* **INFORMATION PROVIDED**:
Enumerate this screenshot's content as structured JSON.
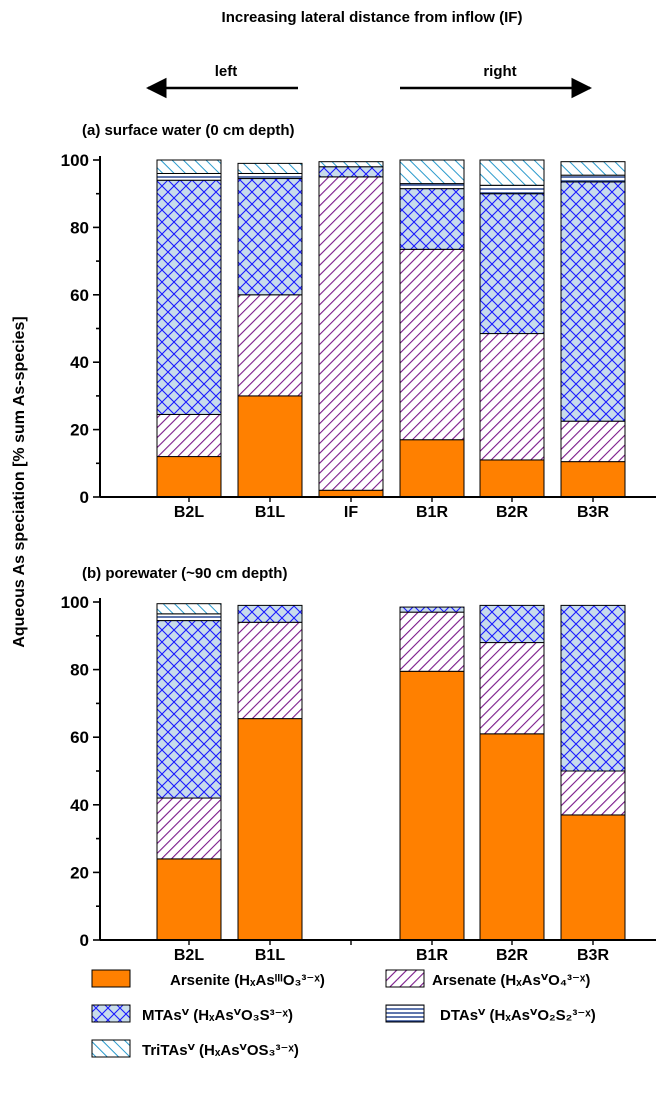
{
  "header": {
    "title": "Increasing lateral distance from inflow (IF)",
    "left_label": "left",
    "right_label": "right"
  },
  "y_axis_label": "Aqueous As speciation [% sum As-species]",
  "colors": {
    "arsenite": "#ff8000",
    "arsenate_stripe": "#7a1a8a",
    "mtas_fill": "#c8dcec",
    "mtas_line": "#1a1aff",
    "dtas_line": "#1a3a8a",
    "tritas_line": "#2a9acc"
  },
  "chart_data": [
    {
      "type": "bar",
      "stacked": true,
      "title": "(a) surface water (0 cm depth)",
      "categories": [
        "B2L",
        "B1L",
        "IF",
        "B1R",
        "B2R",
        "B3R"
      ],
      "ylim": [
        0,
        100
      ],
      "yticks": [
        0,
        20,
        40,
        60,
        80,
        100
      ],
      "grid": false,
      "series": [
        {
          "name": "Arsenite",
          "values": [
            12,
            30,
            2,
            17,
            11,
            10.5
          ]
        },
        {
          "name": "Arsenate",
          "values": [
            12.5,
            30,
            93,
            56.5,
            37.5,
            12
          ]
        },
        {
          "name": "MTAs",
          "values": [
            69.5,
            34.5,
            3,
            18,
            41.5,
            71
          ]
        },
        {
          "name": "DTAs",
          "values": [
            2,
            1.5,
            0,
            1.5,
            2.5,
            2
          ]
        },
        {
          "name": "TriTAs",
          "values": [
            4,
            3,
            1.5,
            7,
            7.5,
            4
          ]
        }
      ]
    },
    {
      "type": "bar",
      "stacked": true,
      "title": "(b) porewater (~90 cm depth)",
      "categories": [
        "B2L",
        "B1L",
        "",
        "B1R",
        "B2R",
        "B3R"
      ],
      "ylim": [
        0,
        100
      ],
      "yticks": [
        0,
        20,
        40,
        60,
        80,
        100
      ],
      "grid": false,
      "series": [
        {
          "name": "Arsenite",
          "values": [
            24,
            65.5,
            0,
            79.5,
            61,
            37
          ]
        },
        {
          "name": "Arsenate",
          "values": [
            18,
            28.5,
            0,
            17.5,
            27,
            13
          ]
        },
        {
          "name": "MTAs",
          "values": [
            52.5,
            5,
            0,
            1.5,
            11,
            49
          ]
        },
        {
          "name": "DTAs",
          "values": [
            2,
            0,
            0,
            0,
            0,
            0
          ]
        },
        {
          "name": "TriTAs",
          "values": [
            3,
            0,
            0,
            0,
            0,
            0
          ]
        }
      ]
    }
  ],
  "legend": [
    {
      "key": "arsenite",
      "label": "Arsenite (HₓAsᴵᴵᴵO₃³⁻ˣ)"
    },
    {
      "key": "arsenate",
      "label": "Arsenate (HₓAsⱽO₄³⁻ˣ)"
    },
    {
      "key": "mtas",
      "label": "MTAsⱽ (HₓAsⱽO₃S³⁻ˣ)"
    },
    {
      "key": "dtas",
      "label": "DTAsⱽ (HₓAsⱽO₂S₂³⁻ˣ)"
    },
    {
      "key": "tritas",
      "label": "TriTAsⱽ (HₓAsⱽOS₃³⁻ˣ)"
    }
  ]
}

* **WHAT THE TASK REQUIRES**:
Copy the whole listing above word for word but do not carry over the pictures.

* **WRITTEN ANSWER**:
Enumerate this screenshot's content as structured JSON.
{
  "header": {
    "title": "Increasing lateral distance from inflow (IF)",
    "left_label": "left",
    "right_label": "right"
  },
  "y_axis_label": "Aqueous As speciation [% sum As-species]",
  "colors": {
    "arsenite": "#ff8000",
    "arsenate_stripe": "#7a1a8a",
    "mtas_fill": "#c8dcec",
    "mtas_line": "#1a1aff",
    "dtas_line": "#1a3a8a",
    "tritas_line": "#2a9acc"
  },
  "chart_data": [
    {
      "type": "bar",
      "stacked": true,
      "title": "(a) surface water (0 cm depth)",
      "categories": [
        "B2L",
        "B1L",
        "IF",
        "B1R",
        "B2R",
        "B3R"
      ],
      "ylim": [
        0,
        100
      ],
      "yticks": [
        0,
        20,
        40,
        60,
        80,
        100
      ],
      "grid": false,
      "series": [
        {
          "name": "Arsenite",
          "values": [
            12,
            30,
            2,
            17,
            11,
            10.5
          ]
        },
        {
          "name": "Arsenate",
          "values": [
            12.5,
            30,
            93,
            56.5,
            37.5,
            12
          ]
        },
        {
          "name": "MTAs",
          "values": [
            69.5,
            34.5,
            3,
            18,
            41.5,
            71
          ]
        },
        {
          "name": "DTAs",
          "values": [
            2,
            1.5,
            0,
            1.5,
            2.5,
            2
          ]
        },
        {
          "name": "TriTAs",
          "values": [
            4,
            3,
            1.5,
            7,
            7.5,
            4
          ]
        }
      ]
    },
    {
      "type": "bar",
      "stacked": true,
      "title": "(b) porewater (~90 cm depth)",
      "categories": [
        "B2L",
        "B1L",
        "",
        "B1R",
        "B2R",
        "B3R"
      ],
      "ylim": [
        0,
        100
      ],
      "yticks": [
        0,
        20,
        40,
        60,
        80,
        100
      ],
      "grid": false,
      "series": [
        {
          "name": "Arsenite",
          "values": [
            24,
            65.5,
            0,
            79.5,
            61,
            37
          ]
        },
        {
          "name": "Arsenate",
          "values": [
            18,
            28.5,
            0,
            17.5,
            27,
            13
          ]
        },
        {
          "name": "MTAs",
          "values": [
            52.5,
            5,
            0,
            1.5,
            11,
            49
          ]
        },
        {
          "name": "DTAs",
          "values": [
            2,
            0,
            0,
            0,
            0,
            0
          ]
        },
        {
          "name": "TriTAs",
          "values": [
            3,
            0,
            0,
            0,
            0,
            0
          ]
        }
      ]
    }
  ],
  "legend": [
    {
      "key": "arsenite",
      "label": "Arsenite (HₓAsᴵᴵᴵO₃³⁻ˣ)"
    },
    {
      "key": "arsenate",
      "label": "Arsenate (HₓAsⱽO₄³⁻ˣ)"
    },
    {
      "key": "mtas",
      "label": "MTAsⱽ (HₓAsⱽO₃S³⁻ˣ)"
    },
    {
      "key": "dtas",
      "label": "DTAsⱽ (HₓAsⱽO₂S₂³⁻ˣ)"
    },
    {
      "key": "tritas",
      "label": "TriTAsⱽ (HₓAsⱽOS₃³⁻ˣ)"
    }
  ]
}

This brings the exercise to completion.